WRITTEN EXERCISE
Any pictures in the records below should be skipped; write out everything else exactly.

Data tied to figure images
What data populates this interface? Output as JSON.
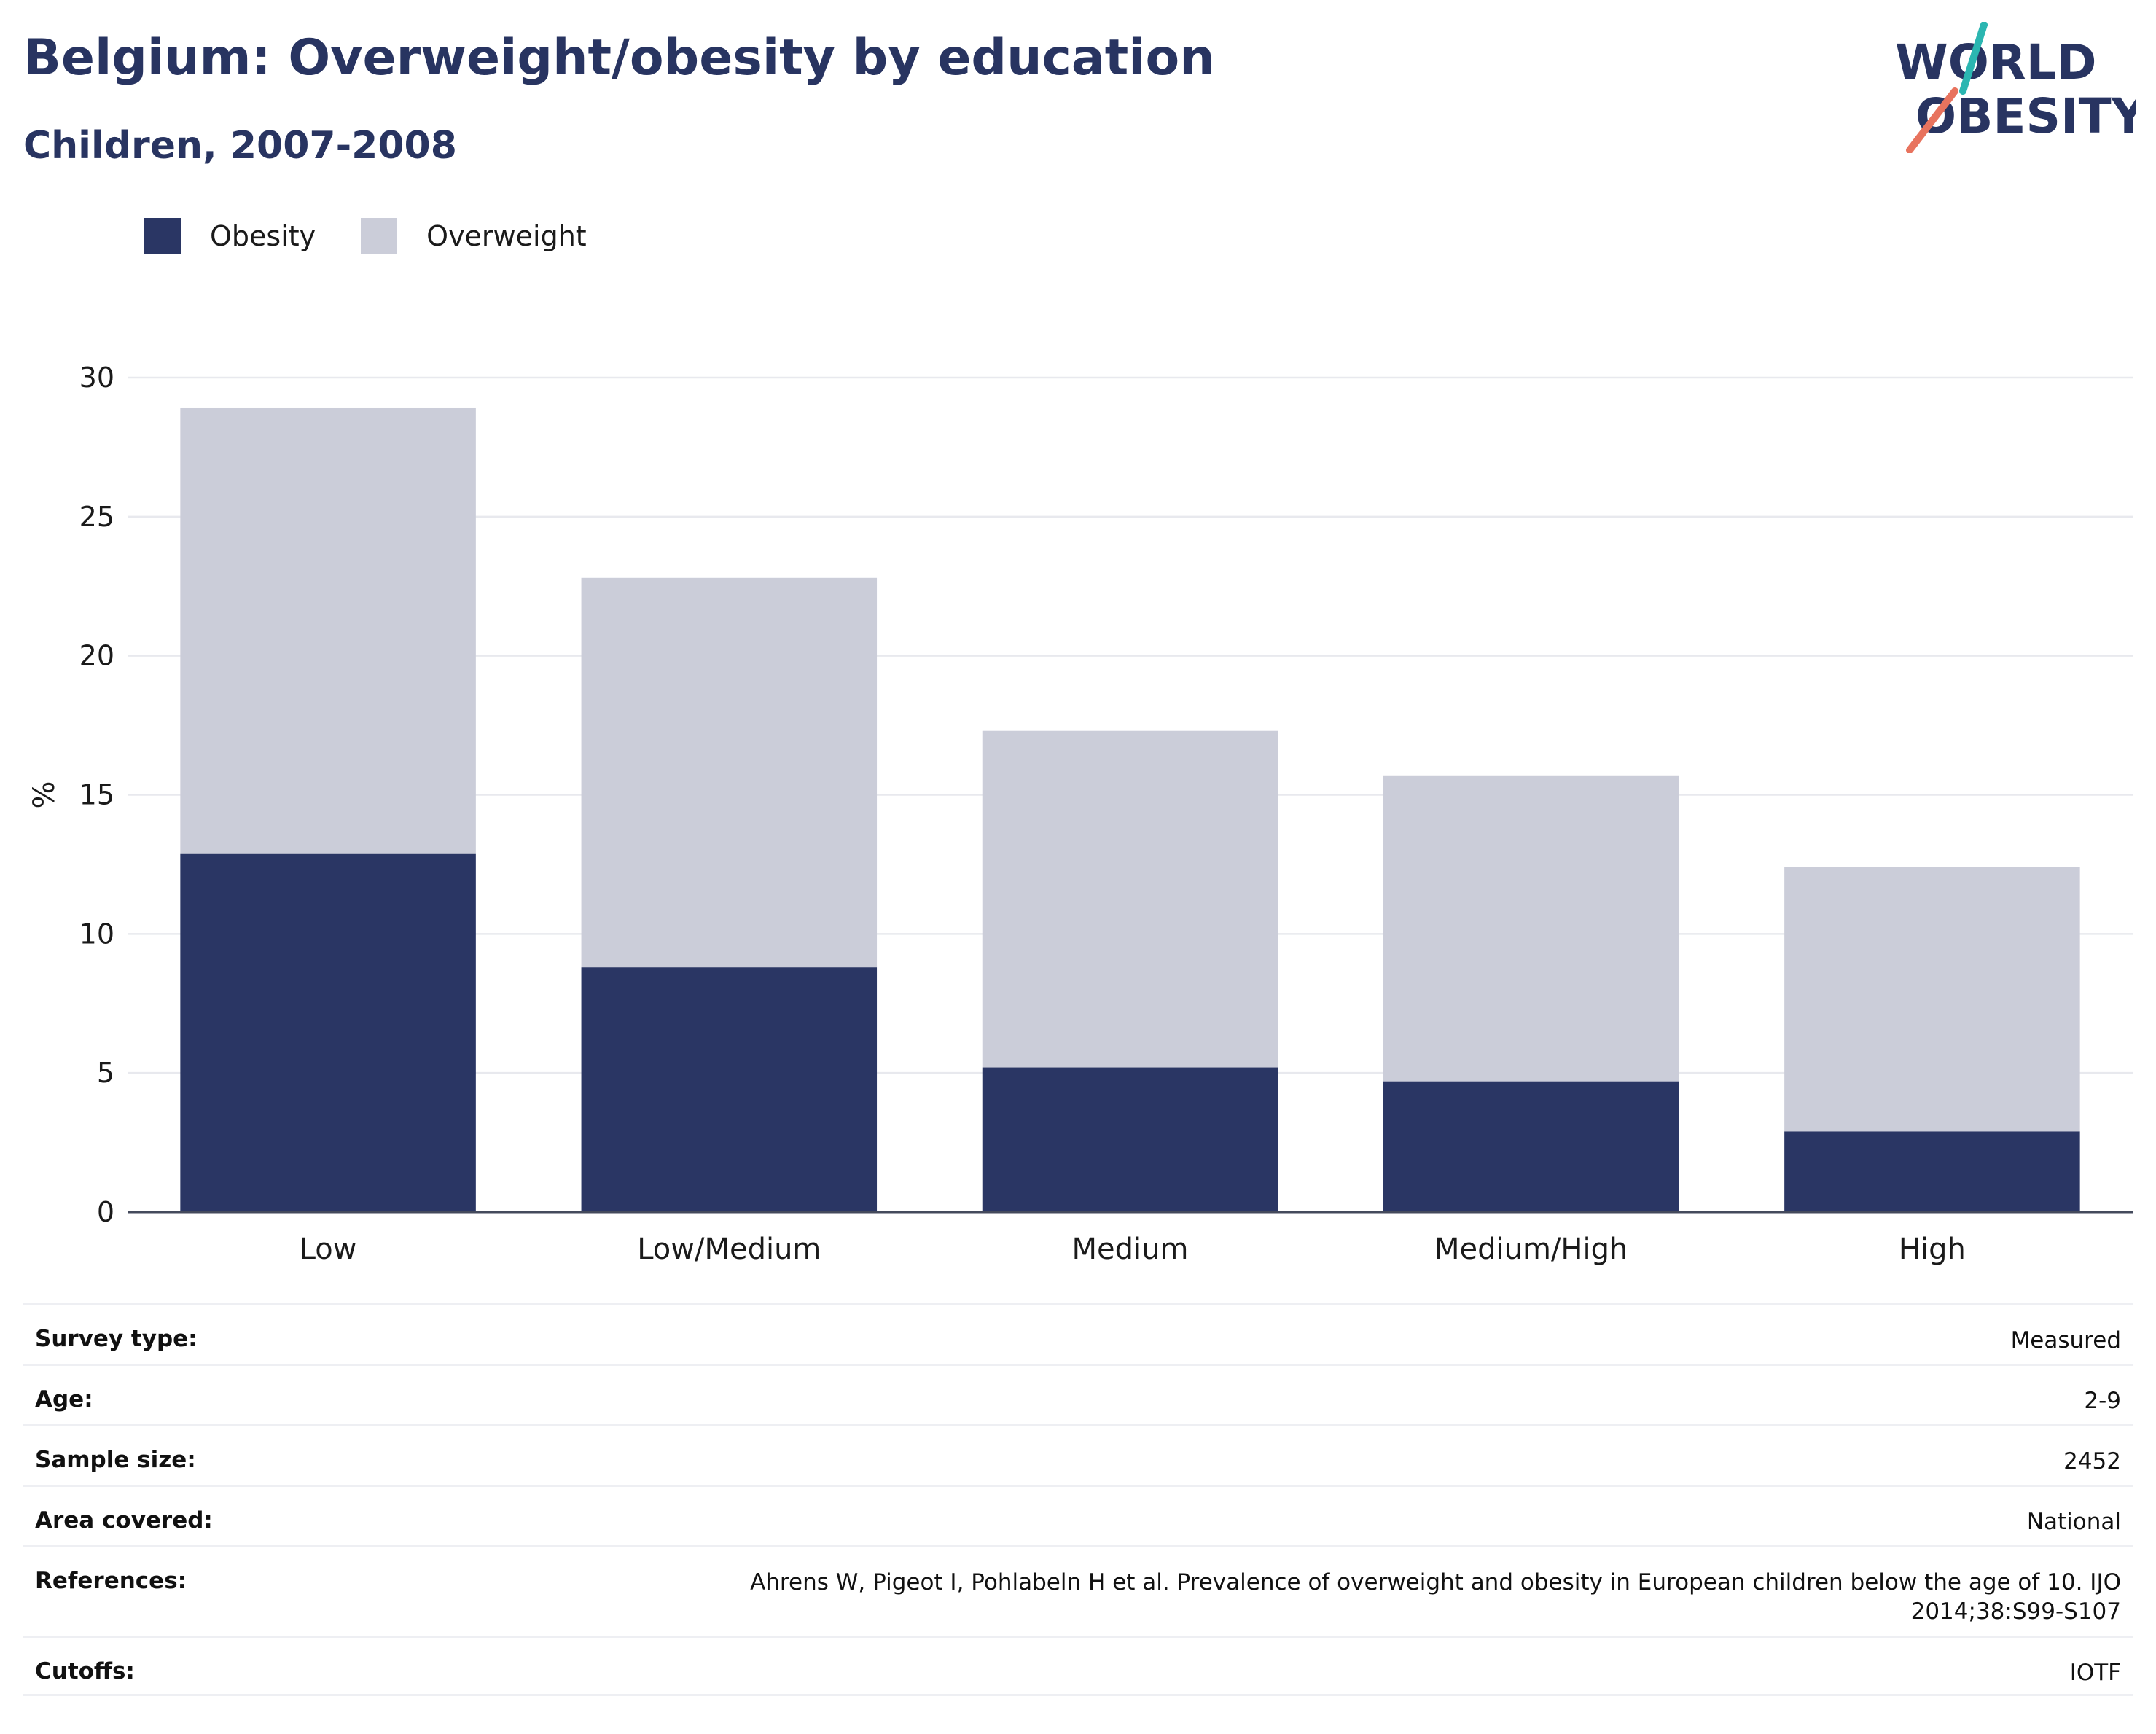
{
  "header": {
    "title": "Belgium: Overweight/obesity by education",
    "subtitle": "Children, 2007-2008"
  },
  "logo": {
    "line1": "WORLD",
    "line2": "OBESITY"
  },
  "legend": [
    {
      "label": "Obesity",
      "color": "#2a3664"
    },
    {
      "label": "Overweight",
      "color": "#cbcdd9"
    }
  ],
  "chart_data": {
    "type": "bar",
    "stacked": true,
    "categories": [
      "Low",
      "Low/Medium",
      "Medium",
      "Medium/High",
      "High"
    ],
    "series": [
      {
        "name": "Obesity",
        "values": [
          12.9,
          8.8,
          5.2,
          4.7,
          2.9
        ],
        "color": "#2a3664"
      },
      {
        "name": "Overweight",
        "values": [
          16.0,
          14.0,
          12.1,
          11.0,
          9.5
        ],
        "color": "#cbcdd9"
      }
    ],
    "ylabel": "%",
    "ylim": [
      0,
      30
    ],
    "yticks": [
      0,
      5,
      10,
      15,
      20,
      25,
      30
    ],
    "grid": true,
    "legend_position": "top-left"
  },
  "meta": [
    {
      "key": "Survey type:",
      "value": "Measured"
    },
    {
      "key": "Age:",
      "value": "2-9"
    },
    {
      "key": "Sample size:",
      "value": "2452"
    },
    {
      "key": "Area covered:",
      "value": "National"
    },
    {
      "key": "References:",
      "value": "Ahrens W, Pigeot I, Pohlabeln H et al. Prevalence of overweight and obesity in European children below the age of 10. IJO 2014;38:S99-S107"
    },
    {
      "key": "Cutoffs:",
      "value": "IOTF"
    }
  ]
}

OUTPUT BELOW
What data populates this interface? Output as JSON.
{
  "header": {
    "title": "Belgium: Overweight/obesity by education",
    "subtitle": "Children, 2007-2008"
  },
  "logo": {
    "line1": "WORLD",
    "line2": "OBESITY"
  },
  "legend": [
    {
      "label": "Obesity",
      "color": "#2a3664"
    },
    {
      "label": "Overweight",
      "color": "#cbcdd9"
    }
  ],
  "chart_data": {
    "type": "bar",
    "stacked": true,
    "categories": [
      "Low",
      "Low/Medium",
      "Medium",
      "Medium/High",
      "High"
    ],
    "series": [
      {
        "name": "Obesity",
        "values": [
          12.9,
          8.8,
          5.2,
          4.7,
          2.9
        ],
        "color": "#2a3664"
      },
      {
        "name": "Overweight",
        "values": [
          16.0,
          14.0,
          12.1,
          11.0,
          9.5
        ],
        "color": "#cbcdd9"
      }
    ],
    "ylabel": "%",
    "ylim": [
      0,
      30
    ],
    "yticks": [
      0,
      5,
      10,
      15,
      20,
      25,
      30
    ],
    "grid": true,
    "legend_position": "top-left"
  },
  "meta": [
    {
      "key": "Survey type:",
      "value": "Measured"
    },
    {
      "key": "Age:",
      "value": "2-9"
    },
    {
      "key": "Sample size:",
      "value": "2452"
    },
    {
      "key": "Area covered:",
      "value": "National"
    },
    {
      "key": "References:",
      "value": "Ahrens W, Pigeot I, Pohlabeln H et al. Prevalence of overweight and obesity in European children below the age of 10. IJO 2014;38:S99-S107"
    },
    {
      "key": "Cutoffs:",
      "value": "IOTF"
    }
  ]
}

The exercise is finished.